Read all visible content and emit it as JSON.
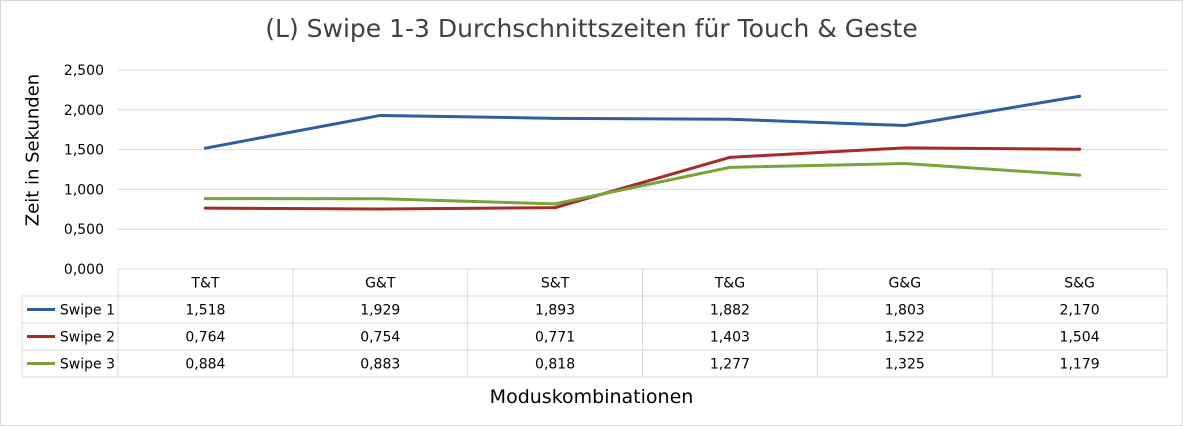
{
  "chart_data": {
    "type": "line",
    "title": "(L) Swipe 1-3 Durchschnittszeiten für Touch & Geste",
    "xlabel": "Moduskombinationen",
    "ylabel": "Zeit in Sekunden",
    "categories": [
      "T&T",
      "G&T",
      "S&T",
      "T&G",
      "G&G",
      "S&G"
    ],
    "ylim": [
      0,
      2.5
    ],
    "yticks": [
      "0,000",
      "0,500",
      "1,000",
      "1,500",
      "2,000",
      "2,500"
    ],
    "grid": true,
    "legend_placement": "data-table",
    "series": [
      {
        "name": "Swipe 1",
        "color": "#2e5e9f",
        "values": [
          1.518,
          1.929,
          1.893,
          1.882,
          1.803,
          2.17
        ],
        "labels": [
          "1,518",
          "1,929",
          "1,893",
          "1,882",
          "1,803",
          "2,170"
        ]
      },
      {
        "name": "Swipe 2",
        "color": "#a52a2a",
        "values": [
          0.764,
          0.754,
          0.771,
          1.403,
          1.522,
          1.504
        ],
        "labels": [
          "0,764",
          "0,754",
          "0,771",
          "1,403",
          "1,522",
          "1,504"
        ]
      },
      {
        "name": "Swipe 3",
        "color": "#77a33a",
        "values": [
          0.884,
          0.883,
          0.818,
          1.277,
          1.325,
          1.179
        ],
        "labels": [
          "0,884",
          "0,883",
          "0,818",
          "1,277",
          "1,325",
          "1,179"
        ]
      }
    ]
  }
}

▶ **TO BE DONE**:
Write out all the entries word for word, but skip any images.

▶ **RESPONSE TO THIS EXERCISE**:
Read all visible content and emit it as JSON.
{
  "chart_data": {
    "type": "line",
    "title": "(L) Swipe 1-3 Durchschnittszeiten für Touch & Geste",
    "xlabel": "Moduskombinationen",
    "ylabel": "Zeit in Sekunden",
    "categories": [
      "T&T",
      "G&T",
      "S&T",
      "T&G",
      "G&G",
      "S&G"
    ],
    "ylim": [
      0,
      2.5
    ],
    "yticks": [
      "0,000",
      "0,500",
      "1,000",
      "1,500",
      "2,000",
      "2,500"
    ],
    "grid": true,
    "legend_placement": "data-table",
    "series": [
      {
        "name": "Swipe 1",
        "color": "#2e5e9f",
        "values": [
          1.518,
          1.929,
          1.893,
          1.882,
          1.803,
          2.17
        ],
        "labels": [
          "1,518",
          "1,929",
          "1,893",
          "1,882",
          "1,803",
          "2,170"
        ]
      },
      {
        "name": "Swipe 2",
        "color": "#a52a2a",
        "values": [
          0.764,
          0.754,
          0.771,
          1.403,
          1.522,
          1.504
        ],
        "labels": [
          "0,764",
          "0,754",
          "0,771",
          "1,403",
          "1,522",
          "1,504"
        ]
      },
      {
        "name": "Swipe 3",
        "color": "#77a33a",
        "values": [
          0.884,
          0.883,
          0.818,
          1.277,
          1.325,
          1.179
        ],
        "labels": [
          "0,884",
          "0,883",
          "0,818",
          "1,277",
          "1,325",
          "1,179"
        ]
      }
    ]
  }
}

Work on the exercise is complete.